Work to be completed: Rewrite the lines below as a numbered list, leaving out any blank lines.

Region annotation records:
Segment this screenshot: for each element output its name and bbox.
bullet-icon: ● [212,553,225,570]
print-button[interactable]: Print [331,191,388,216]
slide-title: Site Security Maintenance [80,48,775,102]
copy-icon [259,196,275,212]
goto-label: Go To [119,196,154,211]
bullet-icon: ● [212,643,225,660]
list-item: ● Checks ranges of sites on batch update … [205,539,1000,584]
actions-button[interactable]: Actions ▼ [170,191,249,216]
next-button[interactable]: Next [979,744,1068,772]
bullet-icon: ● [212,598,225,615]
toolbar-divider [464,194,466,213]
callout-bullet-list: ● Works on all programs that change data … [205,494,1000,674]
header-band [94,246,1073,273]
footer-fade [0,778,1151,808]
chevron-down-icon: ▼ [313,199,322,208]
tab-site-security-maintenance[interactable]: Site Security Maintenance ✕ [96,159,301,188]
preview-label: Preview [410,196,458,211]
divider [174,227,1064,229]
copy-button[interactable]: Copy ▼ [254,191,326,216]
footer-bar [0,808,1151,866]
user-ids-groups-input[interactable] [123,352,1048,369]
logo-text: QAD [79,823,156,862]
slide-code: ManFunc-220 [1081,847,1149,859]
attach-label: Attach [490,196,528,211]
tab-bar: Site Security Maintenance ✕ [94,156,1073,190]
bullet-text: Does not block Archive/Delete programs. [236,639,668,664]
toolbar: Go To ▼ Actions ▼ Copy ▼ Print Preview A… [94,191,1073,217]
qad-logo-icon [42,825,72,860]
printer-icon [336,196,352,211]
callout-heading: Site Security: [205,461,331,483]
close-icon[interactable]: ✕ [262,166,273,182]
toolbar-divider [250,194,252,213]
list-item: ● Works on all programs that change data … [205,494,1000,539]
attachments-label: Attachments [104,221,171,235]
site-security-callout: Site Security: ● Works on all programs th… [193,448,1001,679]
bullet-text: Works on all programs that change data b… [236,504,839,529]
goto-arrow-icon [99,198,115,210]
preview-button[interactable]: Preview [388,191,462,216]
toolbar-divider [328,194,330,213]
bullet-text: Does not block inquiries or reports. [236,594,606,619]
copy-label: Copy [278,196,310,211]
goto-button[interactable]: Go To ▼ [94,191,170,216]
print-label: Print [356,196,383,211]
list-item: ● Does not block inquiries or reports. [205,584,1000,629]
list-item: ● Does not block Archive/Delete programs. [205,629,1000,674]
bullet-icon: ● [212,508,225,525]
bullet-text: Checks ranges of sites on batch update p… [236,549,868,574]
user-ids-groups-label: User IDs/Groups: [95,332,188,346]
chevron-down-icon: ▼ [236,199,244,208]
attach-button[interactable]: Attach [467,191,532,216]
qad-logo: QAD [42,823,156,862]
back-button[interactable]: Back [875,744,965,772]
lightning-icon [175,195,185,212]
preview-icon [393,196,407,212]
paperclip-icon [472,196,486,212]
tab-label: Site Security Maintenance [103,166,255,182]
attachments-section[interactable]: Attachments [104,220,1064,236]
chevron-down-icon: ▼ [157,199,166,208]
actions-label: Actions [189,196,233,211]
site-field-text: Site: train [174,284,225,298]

Complete response:
1. Segment this screenshot: for each element output its name and bbox.
2. bullet-icon: ● [212,553,225,570]
3. print-button[interactable]: Print [331,191,388,216]
4. slide-title: Site Security Maintenance [80,48,775,102]
5. copy-icon [259,196,275,212]
6. goto-label: Go To [119,196,154,211]
7. bullet-icon: ● [212,643,225,660]
8. list-item: ● Checks ranges of sites on batch update … [205,539,1000,584]
9. actions-button[interactable]: Actions ▼ [170,191,249,216]
10. next-button[interactable]: Next [979,744,1068,772]
11. bullet-icon: ● [212,598,225,615]
12. toolbar-divider [464,194,466,213]
13. callout-bullet-list: ● Works on all programs that change data … [205,494,1000,674]
14. header-band [94,246,1073,273]
15. footer-fade [0,778,1151,808]
16. chevron-down-icon: ▼ [313,199,322,208]
17. tab-site-security-maintenance[interactable]: Site Security Maintenance ✕ [96,159,301,188]
18. preview-label: Preview [410,196,458,211]
19. divider [174,227,1064,229]
20. copy-button[interactable]: Copy ▼ [254,191,326,216]
21. footer-bar [0,808,1151,866]
22. user-ids-groups-input[interactable] [123,352,1048,369]
23. logo-text: QAD [79,823,156,862]
24. slide-code: ManFunc-220 [1081,847,1149,859]
25. attach-label: Attach [490,196,528,211]
26. tab-bar: Site Security Maintenance ✕ [94,156,1073,190]
27. bullet-text: Does not block Archive/Delete programs. [236,639,668,664]
28. toolbar: Go To ▼ Actions ▼ Copy ▼ Print Preview A… [94,191,1073,217]
29. qad-logo-icon [42,825,72,860]
30. printer-icon [336,196,352,211]
31. callout-heading: Site Security: [205,461,331,483]
32. close-icon[interactable]: ✕ [262,166,273,182]
33. toolbar-divider [250,194,252,213]
34. list-item: ● Works on all programs that change data … [205,494,1000,539]
35. attachments-label: Attachments [104,221,171,235]
36. site-security-callout: Site Security: ● Works on all programs th… [193,448,1001,679]
37. bullet-text: Works on all programs that change data b… [236,504,839,529]
38. goto-arrow-icon [99,198,115,210]
39. preview-button[interactable]: Preview [388,191,462,216]
40. toolbar-divider [328,194,330,213]
41. bullet-text: Does not block inquiries or reports. [236,594,606,619]
42. copy-label: Copy [278,196,310,211]
43. goto-button[interactable]: Go To ▼ [94,191,170,216]
44. print-label: Print [356,196,383,211]
45. list-item: ● Does not block inquiries or reports. [205,584,1000,629]
46. list-item: ● Does not block Archive/Delete programs. [205,629,1000,674]
47. bullet-icon: ● [212,508,225,525]
48. bullet-text: Checks ranges of sites on batch update p… [236,549,868,574]
49. user-ids-groups-label: User IDs/Groups: [95,332,188,346]
50. chevron-down-icon: ▼ [236,199,244,208]
51. attach-button[interactable]: Attach [467,191,532,216]
52. qad-logo: QAD [42,823,156,862]
53. back-button[interactable]: Back [875,744,965,772]
54. lightning-icon [175,195,185,212]
55. preview-icon [393,196,407,212]
56. paperclip-icon [472,196,486,212]
57. tab-label: Site Security Maintenance [103,166,255,182]
58. attachments-section[interactable]: Attachments [104,220,1064,236]
59. chevron-down-icon: ▼ [157,199,166,208]
60. actions-label: Actions [189,196,233,211]
61. site-field-text: Site: train [174,284,225,298]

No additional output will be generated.